** Do this **
Quote the records verbatim from the line with "pie-label: 200 [1144,248,1167,262]" up to and including the line with "pie-slice[interactable] [700,35,771,193]".
>> begin
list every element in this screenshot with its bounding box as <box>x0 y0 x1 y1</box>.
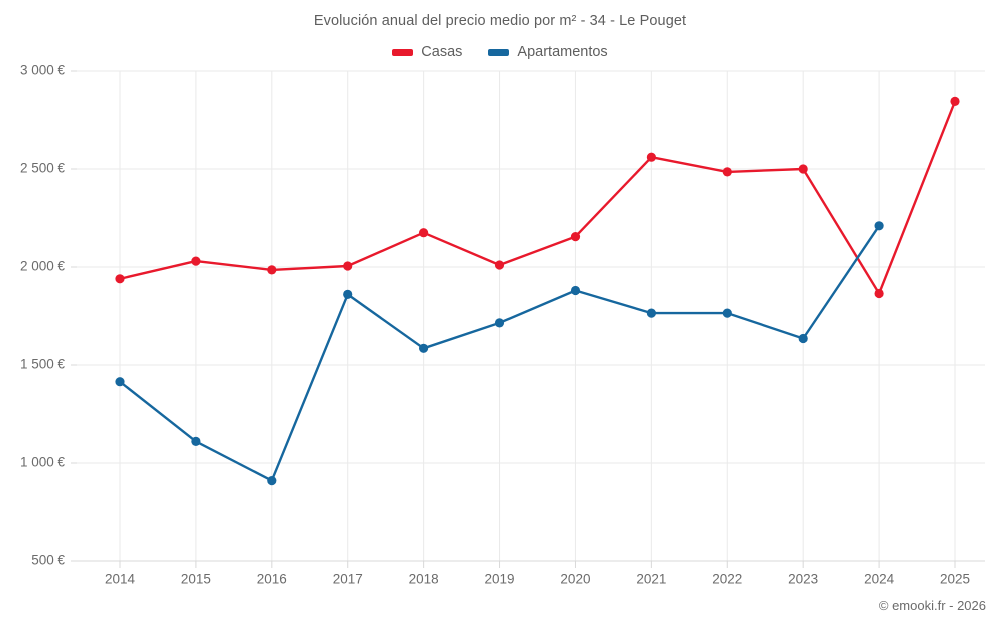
data-point-apartamentos[interactable] <box>115 377 125 387</box>
x-axis-tick-label: 2018 <box>409 572 439 587</box>
x-axis-tick-label: 2014 <box>105 572 136 587</box>
data-point-apartamentos[interactable] <box>570 285 581 296</box>
x-axis-tick-label: 2021 <box>636 572 666 587</box>
y-axis-tick-label: 3 000 € <box>20 63 66 78</box>
x-axis-tick-label: 2017 <box>333 572 363 587</box>
x-axis-tick-label: 2020 <box>560 572 590 587</box>
data-point-casas[interactable] <box>494 260 505 270</box>
x-axis-tick-label: 2025 <box>940 572 970 587</box>
x-axis-tick-label: 2016 <box>257 572 287 587</box>
chart-credit: © emooki.fr - 2026 <box>878 598 986 613</box>
data-point-casas[interactable] <box>267 265 277 275</box>
legend-item-casas[interactable]: Casas <box>392 44 462 60</box>
x-axis-tick-label: 2015 <box>181 572 211 587</box>
y-axis-tick-label: 2 500 € <box>20 161 66 176</box>
data-point-casas[interactable] <box>722 167 732 177</box>
x-axis-tick-label: 2023 <box>788 572 818 587</box>
data-point-apartamentos[interactable] <box>494 318 505 328</box>
y-axis-tick-label: 2 000 € <box>20 259 66 274</box>
x-axis-tick-label: 2019 <box>485 572 515 587</box>
data-point-apartamentos[interactable] <box>419 343 429 353</box>
data-point-apartamentos[interactable] <box>646 308 657 318</box>
data-point-casas[interactable] <box>343 261 353 271</box>
series-line-casas <box>118 100 957 295</box>
data-point-apartamentos[interactable] <box>874 221 884 231</box>
data-point-apartamentos[interactable] <box>191 436 201 446</box>
y-axis-tick-label: 1 000 € <box>20 455 66 470</box>
legend-item-apartamentos[interactable]: Apartamentos <box>488 44 608 60</box>
chart-legend: Casas Apartamentos <box>0 44 1000 60</box>
data-point-casas[interactable] <box>874 288 884 299</box>
legend-label-apartamentos: Apartamentos <box>517 44 608 60</box>
data-point-casas[interactable] <box>115 274 125 284</box>
y-axis-tick-label: 1 500 € <box>20 357 66 372</box>
chart-title: Evolución anual del precio medio por m² … <box>313 13 687 29</box>
legend-swatch-casas <box>392 48 414 56</box>
y-axis-tick-label: 500 € <box>31 553 65 568</box>
x-axis-tick-label: 2024 <box>864 572 895 587</box>
data-point-casas[interactable] <box>570 232 581 242</box>
data-point-apartamentos[interactable] <box>722 308 732 318</box>
x-axis-tick-label: 2022 <box>712 572 742 587</box>
legend-swatch-apartamentos <box>488 48 510 56</box>
data-point-apartamentos[interactable] <box>267 476 277 486</box>
data-point-casas[interactable] <box>191 256 201 266</box>
data-point-apartamentos[interactable] <box>798 333 808 344</box>
data-point-casas[interactable] <box>798 164 808 174</box>
data-point-casas[interactable] <box>419 228 429 238</box>
data-point-casas[interactable] <box>950 96 960 106</box>
legend-label-casas: Casas <box>421 44 463 60</box>
data-point-casas[interactable] <box>646 152 657 162</box>
data-point-apartamentos[interactable] <box>343 289 353 299</box>
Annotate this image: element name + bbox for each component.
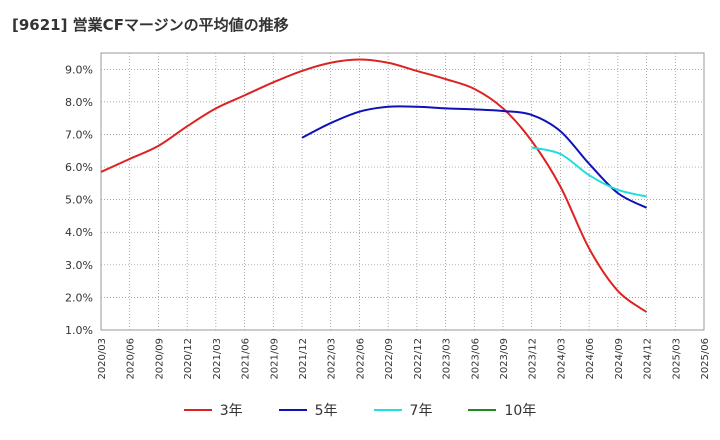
- y-tick-label: 2.0%: [65, 291, 93, 304]
- x-tick-label: 2021/06: [241, 338, 252, 380]
- x-tick-label: 2022/12: [413, 338, 424, 380]
- series-line-0: [100, 58, 648, 313]
- y-tick-label: 1.0%: [65, 324, 93, 337]
- y-axis-ticks: 1.0% 2.0% 3.0% 4.0% 5.0% 6.0% 7.0% 8.0% 9.0%: [65, 63, 93, 337]
- x-tick-label: 2023/06: [470, 338, 481, 380]
- plot-area-frame: [100, 52, 705, 331]
- legend-item: 5年: [278, 400, 338, 420]
- legend: 3年 5年 7年 10年: [0, 400, 720, 420]
- x-tick-label: 2021/09: [269, 338, 280, 380]
- x-tick-label: 2024/03: [556, 338, 567, 380]
- x-tick-label: 2024/09: [614, 338, 625, 380]
- x-tick-label: 2025/06: [700, 338, 711, 380]
- x-tick-label: 2022/06: [355, 338, 366, 380]
- x-axis-ticks: 2020/03 2020/06 2020/09 2020/12 2021/03 2021/…: [97, 338, 711, 380]
- legend-swatch: [468, 409, 497, 411]
- x-tick-label: 2023/09: [499, 338, 510, 380]
- y-tick-label: 9.0%: [65, 63, 93, 76]
- y-tick-label: 7.0%: [65, 128, 93, 141]
- grid: [100, 53, 705, 331]
- x-tick-label: 2023/03: [442, 338, 453, 380]
- legend-item: 10年: [468, 400, 536, 420]
- series-line-2: [531, 146, 647, 198]
- x-tick-label: 2021/12: [298, 338, 309, 380]
- y-tick-label: 5.0%: [65, 194, 93, 207]
- x-tick-label: 2020/03: [97, 338, 108, 380]
- legend-item: 7年: [373, 400, 433, 420]
- y-tick-label: 3.0%: [65, 259, 93, 272]
- series-line-1: [301, 105, 648, 209]
- legend-label: 7年: [409, 403, 433, 419]
- y-tick-label: 8.0%: [65, 96, 93, 109]
- x-tick-label: 2022/03: [327, 338, 338, 380]
- x-tick-label: 2020/12: [183, 338, 194, 380]
- legend-swatch: [373, 409, 402, 411]
- x-tick-label: 2025/03: [671, 338, 682, 380]
- legend-swatch: [278, 409, 307, 411]
- y-tick-label: 4.0%: [65, 226, 93, 239]
- x-tick-label: 2024/06: [585, 338, 596, 380]
- x-tick-label: 2021/03: [212, 338, 223, 380]
- y-tick-label: 6.0%: [65, 161, 93, 174]
- legend-label: 10年: [504, 403, 537, 419]
- x-tick-label: 2020/06: [126, 338, 137, 380]
- legend-label: 3年: [219, 403, 243, 419]
- x-tick-label: 2022/09: [384, 338, 395, 380]
- chart-title: [9621] 営業CFマージンの平均値の推移: [12, 16, 289, 34]
- series-lines: [100, 58, 648, 313]
- legend-item: 3年: [183, 400, 243, 420]
- x-tick-label: 2024/12: [643, 338, 654, 380]
- x-tick-label: 2020/09: [154, 338, 165, 380]
- legend-swatch: [183, 409, 212, 411]
- x-tick-label: 2023/12: [528, 338, 539, 380]
- legend-label: 5年: [314, 403, 338, 419]
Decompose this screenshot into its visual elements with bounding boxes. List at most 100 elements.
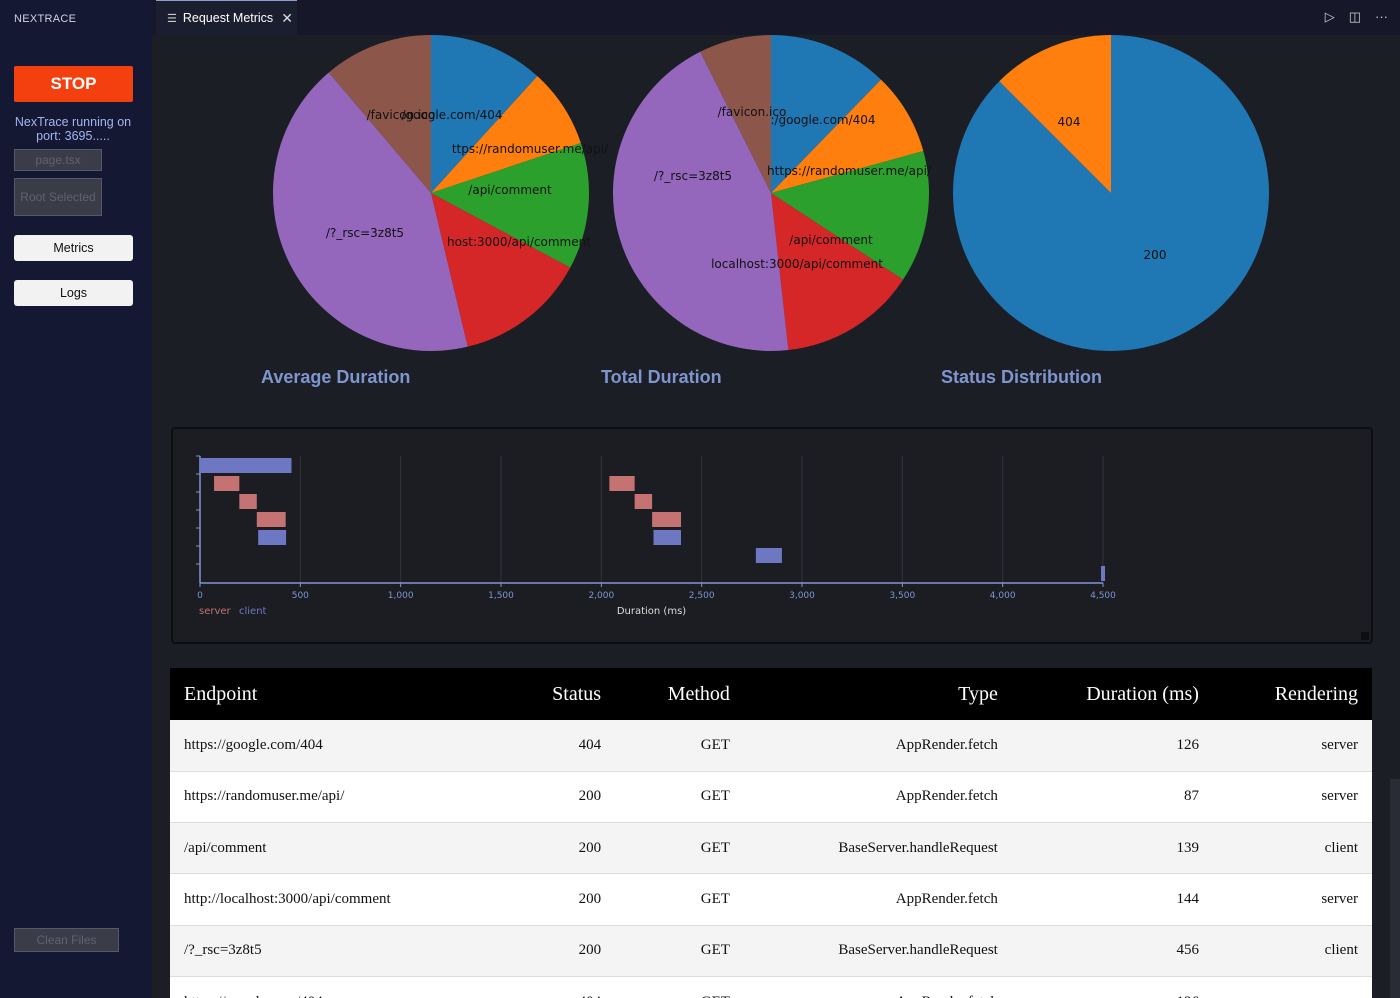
pie-label: 200 [1144,248,1167,262]
status-distribution-pie: 200 404 [953,35,1269,351]
tick-label: 0 [197,591,203,601]
clean-files-button[interactable]: Clean Files [14,928,119,952]
timeline-bar-client[interactable] [1100,566,1106,581]
scrollbar[interactable] [1390,779,1400,998]
table-cell: /?_rsc=3z8t5 [170,925,506,977]
root-selected-button[interactable]: Root Selected [14,178,102,216]
tick-label: 1,000 [388,591,414,601]
table-cell: AppRender.fetch [743,720,1012,772]
table-row[interactable]: https://google.com/404404GETAppRender.fe… [170,976,1372,998]
table-cell: AppRender.fetch [743,771,1012,824]
pie-slice[interactable] [700,35,771,193]
table-cell: 126 [1011,976,1213,998]
pie-slice[interactable] [272,72,468,352]
close-icon[interactable]: ✕ [281,9,293,26]
editor-actions: ▷ ◫ ··· [1325,9,1388,25]
pie-label: /?_rsc=3z8t5 [326,226,404,240]
timeline-bar-server[interactable] [239,494,257,509]
table-row[interactable]: /?_rsc=3z8t5 200 GET BaseServer.handleReque… [170,925,1372,977]
tick-label: 1,500 [488,591,514,601]
pie-slice[interactable] [431,193,571,347]
table-cell: https://google.com/404 [170,720,506,772]
table-row[interactable]: http://localhost:3000/api/comment 200 GET A… [170,873,1372,926]
column-header[interactable]: Status [505,668,616,720]
column-header[interactable]: Endpoint [170,668,506,720]
file-lines-icon: ☰ [167,12,177,25]
timeline-bar-client[interactable] [200,458,292,473]
timeline-bar-server[interactable] [256,512,286,527]
timeline-bar-client[interactable] [653,530,681,545]
page-file-button[interactable]: page.tsx [14,149,102,171]
tick-label: 4,500 [1090,591,1116,601]
column-header[interactable]: Rendering [1212,668,1372,720]
column-header[interactable]: Method [615,668,744,720]
pie-slice[interactable] [431,35,538,193]
table-cell: AppRender.fetch [743,873,1012,926]
resize-handle[interactable] [1361,632,1369,640]
logs-button[interactable]: Logs [14,280,133,306]
pie-label: 404 [1058,115,1081,129]
pie-slice[interactable] [999,35,1111,193]
pie-label: /favicon.ico [718,105,787,119]
timeline-bar-server[interactable] [652,512,681,527]
pie-label: /api/comment [789,233,873,247]
table-cell: GET [615,976,744,998]
table-cell: /api/comment [170,822,506,875]
timeline-bar-client[interactable] [258,530,287,545]
table-cell: http://localhost:3000/api/comment [170,873,506,926]
table-cell: https://randomuser.me/api/ [170,771,506,824]
tick-label: 3,500 [889,591,915,601]
pie-label: host:3000/api/comment [447,235,591,249]
main-content: /google.com/404 ttps://randomuser.me/api/… [152,35,1400,998]
table-cell: 144 [1011,873,1213,926]
table-cell: 200 [505,822,616,875]
timeline-bar-client[interactable] [755,548,782,563]
average-duration-pie: /google.com/404 ttps://randomuser.me/api/… [272,35,609,352]
pie-slice[interactable] [771,151,930,280]
table-cell: BaseServer.handleRequest [743,925,1012,977]
table-cell: 87 [1011,771,1213,824]
pie-slice[interactable] [771,79,924,193]
tick-label: 2,500 [689,591,715,601]
pie-label: https://randomuser.me/api/ [767,164,932,178]
pie-slice[interactable] [771,35,882,193]
split-editor-icon[interactable]: ◫ [1348,9,1361,24]
timeline-bar-server[interactable] [609,476,635,491]
tick-label: 3,000 [789,591,815,601]
pie-label: :/google.com/404 [770,113,875,127]
table-row[interactable]: https://randomuser.me/api/200 GET AppRende… [170,771,1372,824]
timeline-chart: 0 500 1,000 1,500 2,000 2,500 3,000 3,500 4,000 4… [171,427,1373,644]
server-status-text: NexTrace running on port: 3695..... [14,115,132,143]
pie-label: /api/comment [468,183,552,197]
stop-button[interactable]: STOP [14,66,133,102]
x-axis-label: Duration (ms) [617,606,686,617]
pie-slice[interactable] [431,142,589,268]
pie-label: /google.com/404 [401,108,502,122]
pie-slice[interactable] [771,193,904,351]
timeline-bar-server[interactable] [214,476,240,491]
timeline-bar-server[interactable] [634,494,653,509]
run-icon[interactable]: ▷ [1324,9,1335,24]
timeline-svg: 0 500 1,000 1,500 2,000 2,500 3,000 3,500 4,000 4… [196,455,1369,640]
pie-slice[interactable] [328,35,431,193]
pie-label: /?_rsc=3z8t5 [654,169,732,183]
table-cell: GET [615,822,744,875]
table-cell: GET [615,720,744,772]
table-cell: GET [615,873,744,926]
table-cell: GET [615,925,744,977]
legend-server: server [199,606,232,617]
metrics-button[interactable]: Metrics [14,235,133,261]
table-row[interactable]: /api/comment 200 GET BaseServer.handleReque… [170,822,1372,875]
tab-request-metrics[interactable]: ☰ Request Metrics ✕ [156,0,297,35]
pie-slice[interactable] [612,51,789,352]
table-cell: client [1212,925,1372,977]
average-duration-title: Average Duration [261,367,411,387]
more-actions-icon[interactable]: ··· [1375,9,1388,24]
column-header[interactable]: Type [743,668,1012,720]
pie-slice[interactable] [431,76,581,193]
table-body: https://google.com/404 404 GET AppRender.fe… [170,720,1372,998]
table-cell: 200 [505,925,616,977]
status-distribution-title: Status Distribution [941,367,1102,387]
column-header[interactable]: Duration (ms) [1011,668,1213,720]
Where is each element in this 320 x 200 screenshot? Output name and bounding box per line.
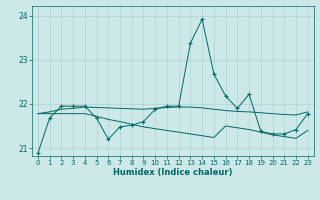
X-axis label: Humidex (Indice chaleur): Humidex (Indice chaleur) [113, 168, 233, 177]
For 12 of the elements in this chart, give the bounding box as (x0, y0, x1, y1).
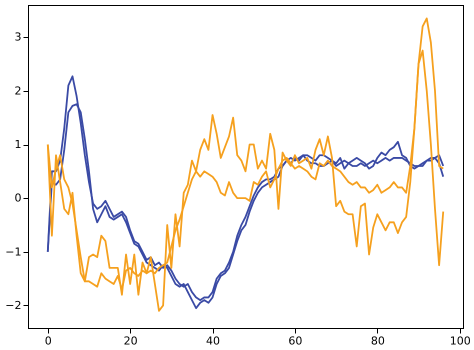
y-tick-label: −2 (5, 298, 22, 312)
y-tick-label: 0 (14, 192, 22, 205)
x-tick-label: 100 (450, 334, 471, 348)
y-tick-label: −1 (5, 245, 22, 258)
x-tick-label: 40 (206, 334, 220, 348)
x-tick-label: 80 (370, 334, 385, 348)
x-tick-label: 20 (124, 334, 138, 348)
x-tick-label: 0 (44, 334, 52, 348)
x-tick-label: 60 (288, 334, 302, 348)
y-tick-label: 1 (14, 138, 22, 151)
y-tick-label: 2 (14, 84, 22, 98)
y-tick-label: 3 (14, 30, 22, 44)
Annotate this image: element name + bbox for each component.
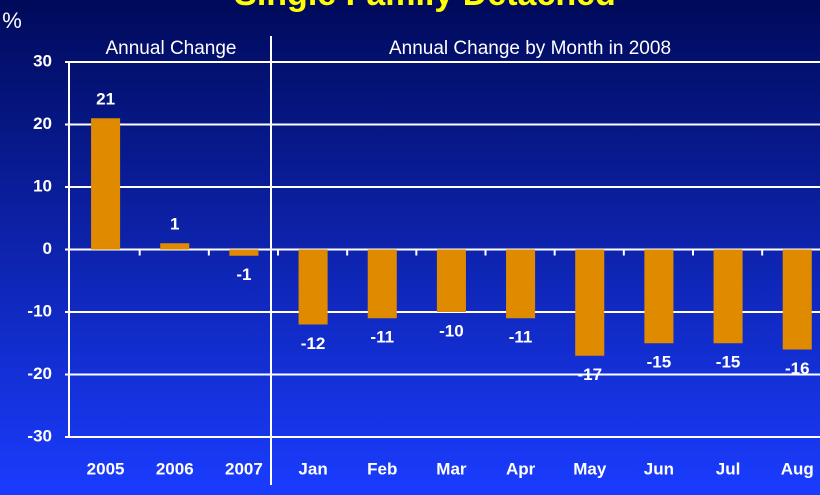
bar: [644, 249, 674, 344]
data-label: -1: [236, 265, 251, 284]
y-tick-label: -30: [27, 426, 52, 445]
bar: [506, 249, 536, 319]
data-label: -16: [785, 359, 810, 378]
bar: [298, 249, 328, 325]
x-tick-label: 2007: [225, 459, 263, 478]
x-tick-label: 2005: [87, 459, 125, 478]
data-label: -17: [577, 365, 602, 384]
data-label: -15: [647, 353, 672, 372]
data-label: 1: [170, 215, 179, 234]
data-label: -11: [370, 328, 394, 347]
bar: [160, 243, 190, 250]
chart-title: Single Family Detached: [234, 0, 616, 13]
y-tick-label: 30: [33, 51, 52, 70]
bar: [436, 249, 466, 312]
bar: [367, 249, 397, 319]
bar: [229, 249, 259, 256]
data-label: -10: [439, 321, 464, 340]
bar: [713, 249, 743, 344]
data-label: 21: [96, 90, 115, 109]
x-tick-label: Mar: [436, 459, 467, 478]
bar: [782, 249, 812, 350]
data-label: -11: [509, 328, 533, 347]
data-label: -15: [716, 353, 741, 372]
x-tick-label: Feb: [367, 459, 397, 478]
x-tick-label: Jun: [644, 459, 674, 478]
x-tick-label: Aug: [781, 459, 814, 478]
y-axis-label: %: [2, 8, 22, 33]
x-tick-label: 2006: [156, 459, 194, 478]
section-label: Annual Change by Month in 2008: [389, 38, 671, 59]
y-tick-label: -10: [27, 301, 52, 320]
x-tick-label: Jan: [298, 459, 327, 478]
y-tick-label: 0: [43, 239, 52, 258]
section-label: Annual Change: [106, 38, 237, 59]
bar: [575, 249, 605, 356]
bar: [91, 118, 121, 250]
x-tick-label: Jul: [716, 459, 741, 478]
data-label: -12: [301, 334, 326, 353]
x-tick-label: Apr: [506, 459, 536, 478]
y-tick-label: 10: [33, 176, 52, 195]
x-tick-label: May: [573, 459, 607, 478]
y-tick-label: 20: [33, 114, 52, 133]
y-tick-label: -20: [27, 364, 52, 383]
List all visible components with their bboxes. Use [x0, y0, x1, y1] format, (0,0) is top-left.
>> end
** Written reply **
pie-label: 200 [1144,248,1167,262]
status-distribution-pie: 200 404 [953,35,1269,351]
tick-label: 0 [197,591,203,601]
clean-files-button[interactable]: Clean Files [14,928,119,952]
timeline-bar-client[interactable] [1100,566,1106,581]
scrollbar[interactable] [1390,779,1400,998]
table-cell: /?_rsc=3z8t5 [170,925,506,977]
root-selected-button[interactable]: Root Selected [14,178,102,216]
tick-label: 1,000 [388,591,414,601]
table-cell: AppRender.fetch [743,720,1012,772]
table-row[interactable]: https://google.com/404404GETAppRender.fe… [170,976,1372,998]
table-cell: AppRender.fetch [743,771,1012,824]
pie-slice[interactable] [700,35,771,193]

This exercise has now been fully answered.